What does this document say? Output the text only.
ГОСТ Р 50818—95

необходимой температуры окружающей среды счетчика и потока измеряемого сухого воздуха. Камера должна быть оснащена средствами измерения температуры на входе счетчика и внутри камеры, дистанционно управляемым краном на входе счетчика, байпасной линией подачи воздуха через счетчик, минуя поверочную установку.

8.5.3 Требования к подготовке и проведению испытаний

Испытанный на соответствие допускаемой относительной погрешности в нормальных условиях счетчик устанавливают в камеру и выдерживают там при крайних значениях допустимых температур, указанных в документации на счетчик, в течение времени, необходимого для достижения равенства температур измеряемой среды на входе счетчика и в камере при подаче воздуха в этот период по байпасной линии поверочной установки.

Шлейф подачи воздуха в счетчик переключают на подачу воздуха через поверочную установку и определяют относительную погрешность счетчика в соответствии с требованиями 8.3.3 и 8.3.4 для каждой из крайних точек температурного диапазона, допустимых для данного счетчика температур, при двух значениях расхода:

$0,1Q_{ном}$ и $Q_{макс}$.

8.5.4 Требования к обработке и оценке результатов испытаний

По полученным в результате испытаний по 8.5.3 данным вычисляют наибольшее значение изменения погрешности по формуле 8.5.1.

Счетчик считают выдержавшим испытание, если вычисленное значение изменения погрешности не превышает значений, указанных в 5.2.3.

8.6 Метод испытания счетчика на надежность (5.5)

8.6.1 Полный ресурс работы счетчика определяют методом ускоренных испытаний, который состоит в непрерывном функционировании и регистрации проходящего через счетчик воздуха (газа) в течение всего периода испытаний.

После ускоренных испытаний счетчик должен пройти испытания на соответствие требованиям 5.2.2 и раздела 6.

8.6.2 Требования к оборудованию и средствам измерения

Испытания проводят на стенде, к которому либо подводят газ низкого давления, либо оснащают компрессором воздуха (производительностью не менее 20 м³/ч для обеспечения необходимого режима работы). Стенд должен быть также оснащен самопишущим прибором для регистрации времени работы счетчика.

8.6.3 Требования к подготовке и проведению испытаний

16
****************
→ **Task instructions**: Output all of the data above without any alteration.

→ **Final answer**:
What does this document say? Output the text only.
ГОСТ Р 50818—95

необходимой температуры окружающей среды счетчика и потока измеряемого сухого воздуха. Камера должна быть оснащена средствами измерения температуры на входе счетчика и внутри камеры, дистанционно управляемым краном на входе счетчика, байпасной линией подачи воздуха через счетчик, минуя поверочную установку.

8.5.3 Требования к подготовке и проведению испытаний

Испытанный на соответствие допускаемой относительной погрешности в нормальных условиях счетчик устанавливают в камеру и выдерживают там при крайних значениях допустимых температур, указанных в документации на счетчик, в течение времени, необходимого для достижения равенства температур измеряемой среды на входе счетчика и в камере при подаче воздуха в этот период по байпасной линии поверочной установки.

Шлейф подачи воздуха в счетчик переключают на подачу воздуха через поверочную установку и определяют относительную погрешность счетчика в соответствии с требованиями 8.3.3 и 8.3.4 для каждой из крайних точек температурного диапазона, допустимых для данного счетчика температур, при двух значениях расхода:

$0,1Q_{ном}$ и $Q_{макс}$.

8.5.4 Требования к обработке и оценке результатов испытаний

По полученным в результате испытаний по 8.5.3 данным вычисляют наибольшее значение изменения погрешности по формуле 8.5.1.

Счетчик считают выдержавшим испытание, если вычисленное значение изменения погрешности не превышает значений, указанных в 5.2.3.

8.6 Метод испытания счетчика на надежность (5.5)

8.6.1 Полный ресурс работы счетчика определяют методом ускоренных испытаний, который состоит в непрерывном функционировании и регистрации проходящего через счетчик воздуха (газа) в течение всего периода испытаний.

После ускоренных испытаний счетчик должен пройти испытания на соответствие требованиям 5.2.2 и раздела 6.

8.6.2 Требования к оборудованию и средствам измерения

Испытания проводят на стенде, к которому либо подводят газ низкого давления, либо оснащают компрессором воздуха (производительностью не менее 20 м³/ч для обеспечения необходимого режима работы). Стенд должен быть также оснащен самопишущим прибором для регистрации времени работы счетчика.

8.6.3 Требования к подготовке и проведению испытаний

16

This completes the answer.